- **Task data**

*-*-*

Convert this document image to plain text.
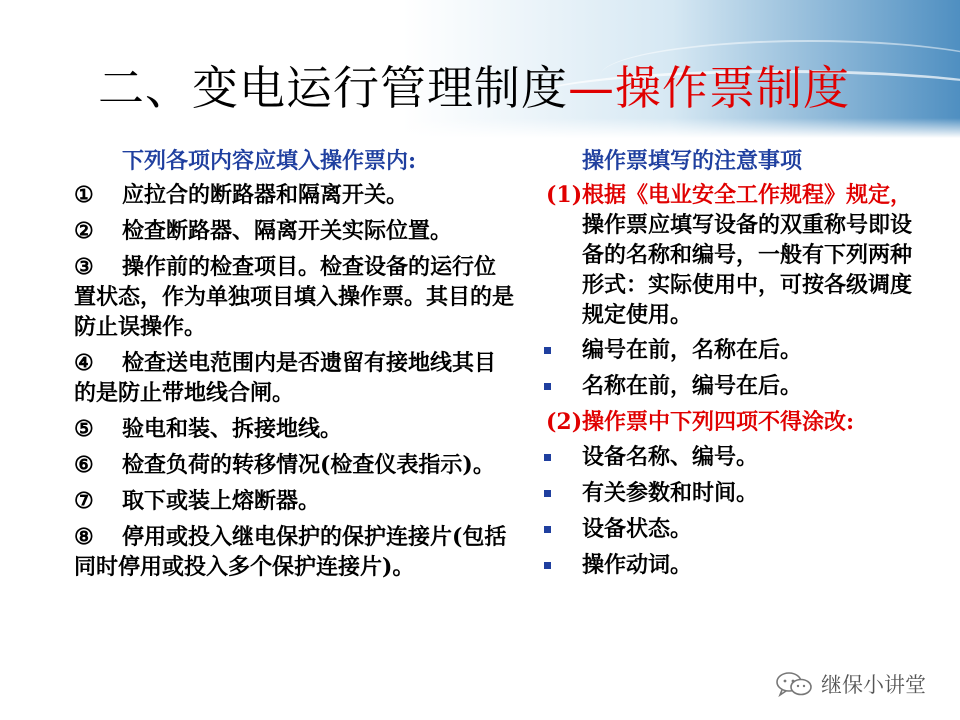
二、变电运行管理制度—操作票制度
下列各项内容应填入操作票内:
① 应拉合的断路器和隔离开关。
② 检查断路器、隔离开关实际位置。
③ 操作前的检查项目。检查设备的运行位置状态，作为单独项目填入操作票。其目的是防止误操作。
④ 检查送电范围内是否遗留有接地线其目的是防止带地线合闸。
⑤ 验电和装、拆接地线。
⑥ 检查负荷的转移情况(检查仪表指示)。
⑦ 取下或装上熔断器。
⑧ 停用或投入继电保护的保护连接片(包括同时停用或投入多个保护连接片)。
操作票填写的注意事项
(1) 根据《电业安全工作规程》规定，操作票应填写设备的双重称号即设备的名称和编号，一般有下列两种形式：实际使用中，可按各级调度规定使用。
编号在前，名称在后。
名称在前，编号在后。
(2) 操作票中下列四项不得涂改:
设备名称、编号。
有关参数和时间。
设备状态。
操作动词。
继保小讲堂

*-*-*

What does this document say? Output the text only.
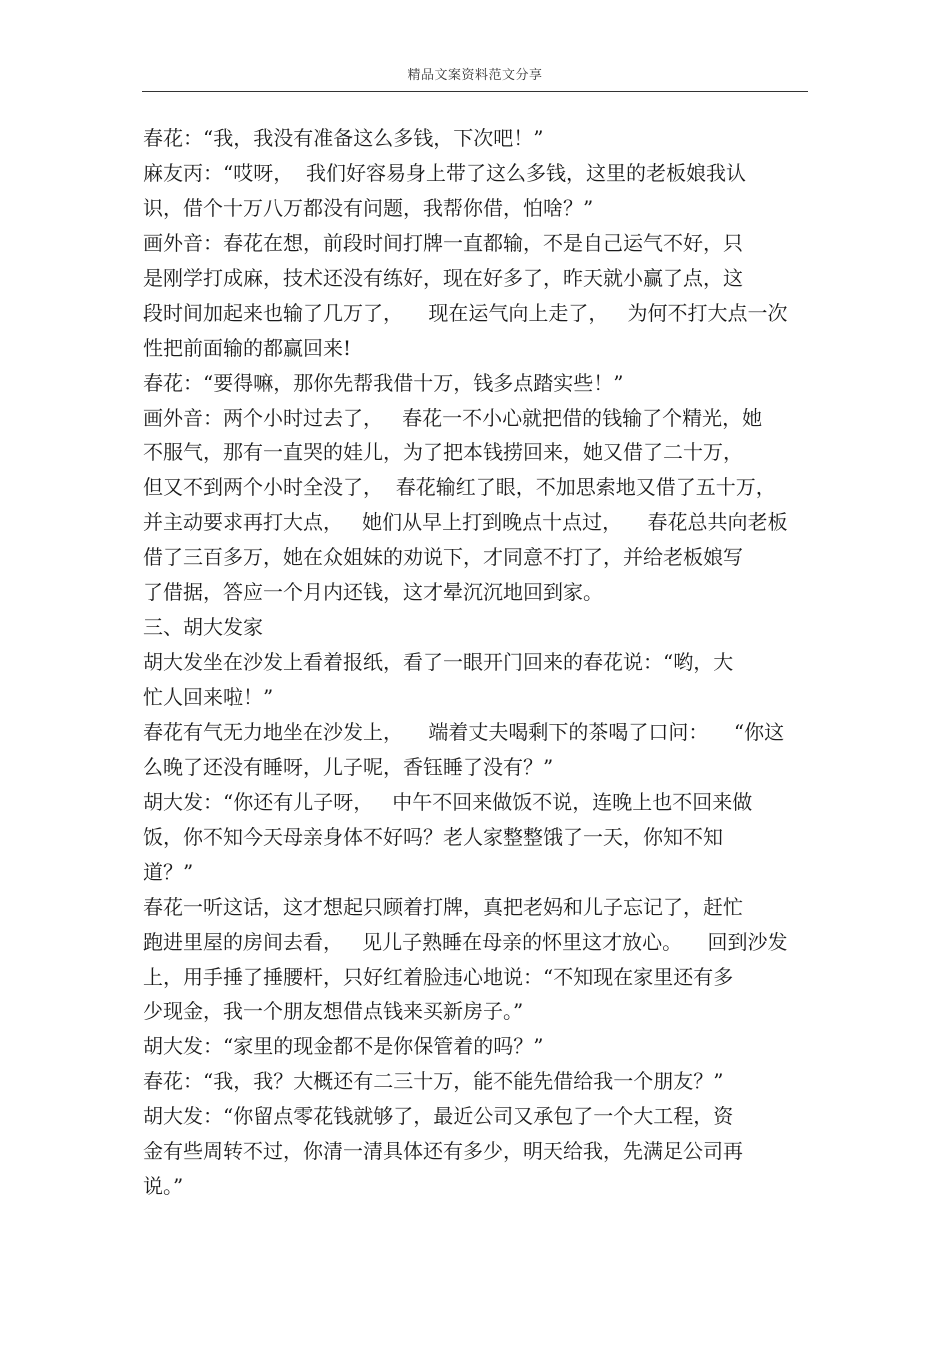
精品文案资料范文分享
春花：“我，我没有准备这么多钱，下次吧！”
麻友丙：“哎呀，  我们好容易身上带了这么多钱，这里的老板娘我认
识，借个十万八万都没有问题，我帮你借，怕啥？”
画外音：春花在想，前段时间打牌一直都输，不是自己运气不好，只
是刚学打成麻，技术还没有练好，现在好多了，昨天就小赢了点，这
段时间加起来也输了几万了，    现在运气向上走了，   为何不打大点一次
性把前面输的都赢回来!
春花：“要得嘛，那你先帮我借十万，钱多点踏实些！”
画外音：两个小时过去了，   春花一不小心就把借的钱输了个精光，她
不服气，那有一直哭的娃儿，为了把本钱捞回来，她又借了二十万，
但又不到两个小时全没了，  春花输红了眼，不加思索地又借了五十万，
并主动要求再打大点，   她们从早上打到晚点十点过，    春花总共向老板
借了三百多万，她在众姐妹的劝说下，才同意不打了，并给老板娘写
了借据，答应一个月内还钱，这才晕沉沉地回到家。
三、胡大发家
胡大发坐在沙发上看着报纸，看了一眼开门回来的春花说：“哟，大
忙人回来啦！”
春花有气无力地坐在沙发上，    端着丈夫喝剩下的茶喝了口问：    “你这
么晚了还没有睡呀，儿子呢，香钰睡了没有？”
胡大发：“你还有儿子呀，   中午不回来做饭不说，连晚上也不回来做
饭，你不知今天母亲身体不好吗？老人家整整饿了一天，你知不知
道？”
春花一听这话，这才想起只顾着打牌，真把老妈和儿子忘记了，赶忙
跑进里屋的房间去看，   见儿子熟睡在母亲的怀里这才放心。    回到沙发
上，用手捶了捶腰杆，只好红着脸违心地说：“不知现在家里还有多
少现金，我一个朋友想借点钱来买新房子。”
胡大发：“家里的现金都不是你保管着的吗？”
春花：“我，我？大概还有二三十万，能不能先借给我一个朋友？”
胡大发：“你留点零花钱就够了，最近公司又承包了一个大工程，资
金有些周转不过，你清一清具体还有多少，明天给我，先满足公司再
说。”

*-*-*

- **What is asked**
Collect every line above that contains the word "this".

- **Result of the task**
Convert this document image to plain text.
What does this document say? Output the text only.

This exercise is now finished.